---------- Dataset entries ----------
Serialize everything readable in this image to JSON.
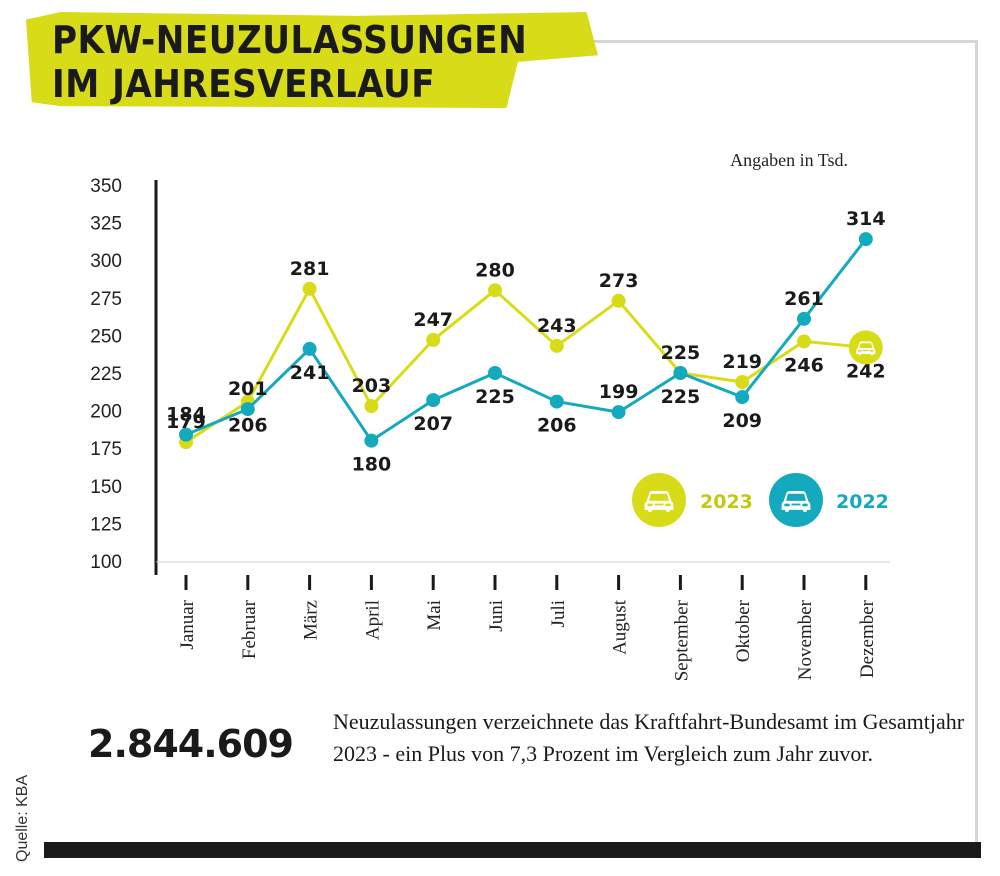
{
  "title": {
    "line1": "PKW-NEUZULASSUNGEN",
    "line2": "IM JAHRESVERLAUF"
  },
  "unit_note": "Angaben in Tsd.",
  "colors": {
    "y2023": "#d8dc18",
    "y2022": "#14a9bd",
    "title_band": "#d8dc18",
    "text": "#1a1a1a"
  },
  "chart_data": {
    "type": "line",
    "title": "PKW-NEUZULASSUNGEN IM JAHRESVERLAUF",
    "ylabel": "Angaben in Tsd.",
    "xlabel": "",
    "categories": [
      "Januar",
      "Februar",
      "März",
      "April",
      "Mai",
      "Juni",
      "Juli",
      "August",
      "September",
      "Oktober",
      "November",
      "Dezember"
    ],
    "ylim": [
      100,
      350
    ],
    "yticks": [
      100,
      125,
      150,
      175,
      200,
      225,
      250,
      275,
      300,
      325,
      350
    ],
    "series": [
      {
        "name": "2023",
        "color": "#d8dc18",
        "values": [
          179,
          206,
          281,
          203,
          247,
          280,
          243,
          273,
          225,
          219,
          246,
          242
        ],
        "labels": [
          "179",
          "206",
          "281",
          "203",
          "247",
          "280",
          "243",
          "273",
          "225",
          "219",
          "246",
          "242"
        ]
      },
      {
        "name": "2022",
        "color": "#14a9bd",
        "values": [
          184,
          201,
          241,
          180,
          207,
          225,
          206,
          199,
          225,
          209,
          261,
          314
        ],
        "labels": [
          "184",
          "201",
          "241",
          "180",
          "207",
          "225",
          "206",
          "199",
          "225",
          "209",
          "261",
          "314"
        ]
      }
    ],
    "legend": [
      "2023",
      "2022"
    ],
    "legend_position": "right"
  },
  "summary": {
    "total": "2.844.609",
    "description": "Neuzulassungen verzeichnete das Kraftfahrt-Bundesamt im Gesamtjahr 2023 - ein Plus von 7,3 Prozent im Vergleich zum Jahr zuvor."
  },
  "source": "Quelle: KBA",
  "icons": {
    "legend": "car-icon"
  }
}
----------
*Requirements*
Report back each line of the entries that holds the string "JAHRESVERLAUF".

*Response to the task*
    "line2": "IM JAHRESVERLAUF"
    "title": "PKW-NEUZULASSUNGEN IM JAHRESVERLAUF",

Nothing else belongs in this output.